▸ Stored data
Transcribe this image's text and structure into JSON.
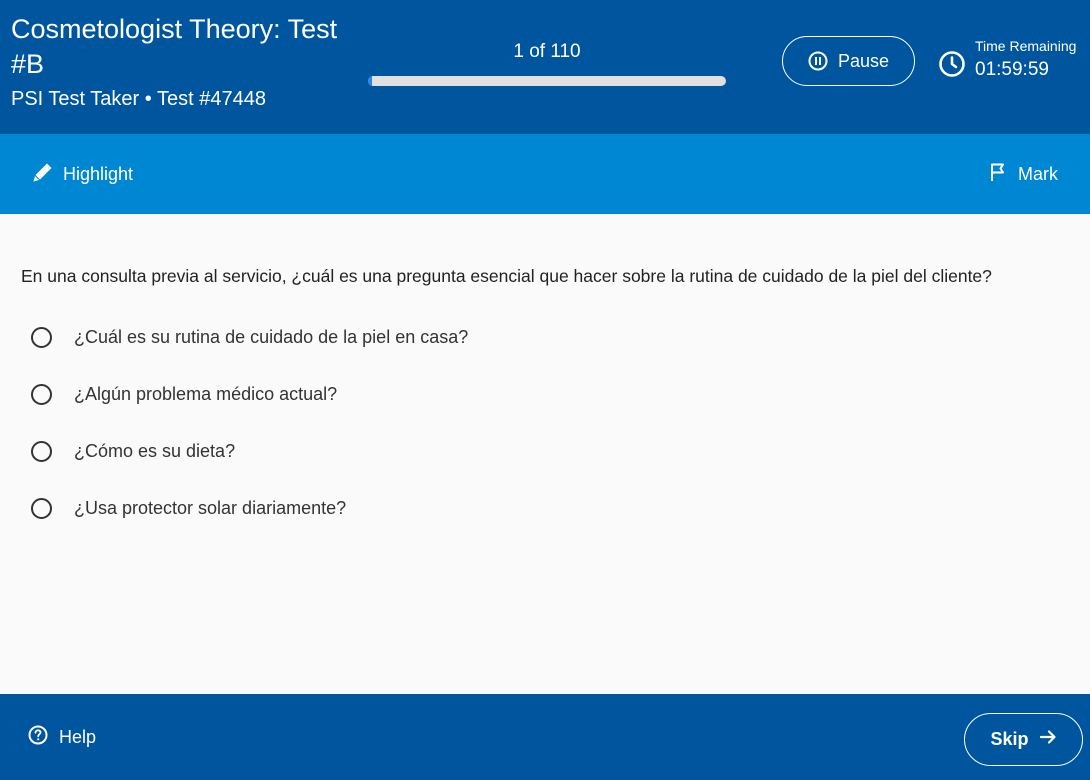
{
  "header": {
    "title": "Cosmetologist Theory: Test #B",
    "subtitle": "PSI Test Taker • Test #47448",
    "progress_text": "1 of 110",
    "progress_fraction": 0.00909,
    "pause_label": "Pause",
    "timer_label": "Time Remaining",
    "timer_value": "01:59:59"
  },
  "toolbar": {
    "highlight_label": "Highlight",
    "mark_label": "Mark"
  },
  "question": {
    "text": "En una consulta previa al servicio, ¿cuál es una pregunta esencial que hacer sobre la rutina de cuidado de la piel del cliente?",
    "options": [
      {
        "label": "¿Cuál es su rutina de cuidado de la piel en casa?"
      },
      {
        "label": "¿Algún problema médico actual?"
      },
      {
        "label": "¿Cómo es su dieta?"
      },
      {
        "label": "¿Usa protector solar diariamente?"
      }
    ]
  },
  "footer": {
    "help_label": "Help",
    "skip_label": "Skip"
  },
  "icons": {
    "pause": "pause-circle-icon",
    "clock": "clock-icon",
    "highlight": "pencil-icon",
    "mark": "flag-icon",
    "help": "question-circle-icon",
    "skip": "arrow-right-icon"
  },
  "colors": {
    "header_bg": "#00569e",
    "toolbar_bg": "#0087d3",
    "page_bg": "#fafafa",
    "progress_fill": "#2e86de"
  }
}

▸ REQUIREMENT
Return, from the data, each line that has the word "piel" in it.

▸ RESULT OF THE TASK
    "text": "En una consulta previa al servicio, ¿cuál es una pregunta esencial que hacer sobre la rutina de cuidado de la piel del cliente?",
        "label": "¿Cuál es su rutina de cuidado de la piel en casa?"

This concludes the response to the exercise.